Task to carry out: The entries below should be output exactly as written.

------------

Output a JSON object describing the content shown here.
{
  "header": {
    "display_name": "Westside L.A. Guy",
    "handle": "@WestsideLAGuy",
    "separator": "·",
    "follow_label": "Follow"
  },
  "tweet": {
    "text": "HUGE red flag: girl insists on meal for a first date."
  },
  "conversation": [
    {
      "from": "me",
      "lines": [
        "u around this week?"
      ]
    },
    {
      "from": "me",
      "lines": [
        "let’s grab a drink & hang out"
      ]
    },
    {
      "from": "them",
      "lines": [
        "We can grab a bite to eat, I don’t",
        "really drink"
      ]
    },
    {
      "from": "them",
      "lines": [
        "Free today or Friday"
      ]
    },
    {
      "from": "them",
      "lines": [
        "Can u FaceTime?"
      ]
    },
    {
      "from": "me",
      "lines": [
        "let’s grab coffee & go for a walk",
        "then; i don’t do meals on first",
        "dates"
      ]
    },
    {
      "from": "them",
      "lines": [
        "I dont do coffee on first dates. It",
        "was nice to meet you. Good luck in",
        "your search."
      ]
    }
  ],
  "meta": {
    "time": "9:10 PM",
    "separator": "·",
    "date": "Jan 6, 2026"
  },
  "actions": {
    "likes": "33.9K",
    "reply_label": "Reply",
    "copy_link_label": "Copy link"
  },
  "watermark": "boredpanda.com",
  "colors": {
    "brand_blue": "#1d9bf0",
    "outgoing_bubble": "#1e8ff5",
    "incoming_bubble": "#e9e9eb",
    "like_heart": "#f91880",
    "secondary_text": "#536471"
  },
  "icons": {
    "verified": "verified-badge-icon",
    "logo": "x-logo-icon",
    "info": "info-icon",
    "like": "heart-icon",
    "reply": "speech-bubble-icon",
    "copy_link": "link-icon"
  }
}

------------

The output:
Output a JSON object describing the content shown here.
{
  "header": {
    "display_name": "Westside L.A. Guy",
    "handle": "@WestsideLAGuy",
    "separator": "·",
    "follow_label": "Follow"
  },
  "tweet": {
    "text": "HUGE red flag: girl insists on meal for a first date."
  },
  "conversation": [
    {
      "from": "me",
      "lines": [
        "u around this week?"
      ]
    },
    {
      "from": "me",
      "lines": [
        "let’s grab a drink & hang out"
      ]
    },
    {
      "from": "them",
      "lines": [
        "We can grab a bite to eat, I don’t",
        "really drink"
      ]
    },
    {
      "from": "them",
      "lines": [
        "Free today or Friday"
      ]
    },
    {
      "from": "them",
      "lines": [
        "Can u FaceTime?"
      ]
    },
    {
      "from": "me",
      "lines": [
        "let’s grab coffee & go for a walk",
        "then; i don’t do meals on first",
        "dates"
      ]
    },
    {
      "from": "them",
      "lines": [
        "I dont do coffee on first dates. It",
        "was nice to meet you. Good luck in",
        "your search."
      ]
    }
  ],
  "meta": {
    "time": "9:10 PM",
    "separator": "·",
    "date": "Jan 6, 2026"
  },
  "actions": {
    "likes": "33.9K",
    "reply_label": "Reply",
    "copy_link_label": "Copy link"
  },
  "watermark": "boredpanda.com",
  "colors": {
    "brand_blue": "#1d9bf0",
    "outgoing_bubble": "#1e8ff5",
    "incoming_bubble": "#e9e9eb",
    "like_heart": "#f91880",
    "secondary_text": "#536471"
  },
  "icons": {
    "verified": "verified-badge-icon",
    "logo": "x-logo-icon",
    "info": "info-icon",
    "like": "heart-icon",
    "reply": "speech-bubble-icon",
    "copy_link": "link-icon"
  }
}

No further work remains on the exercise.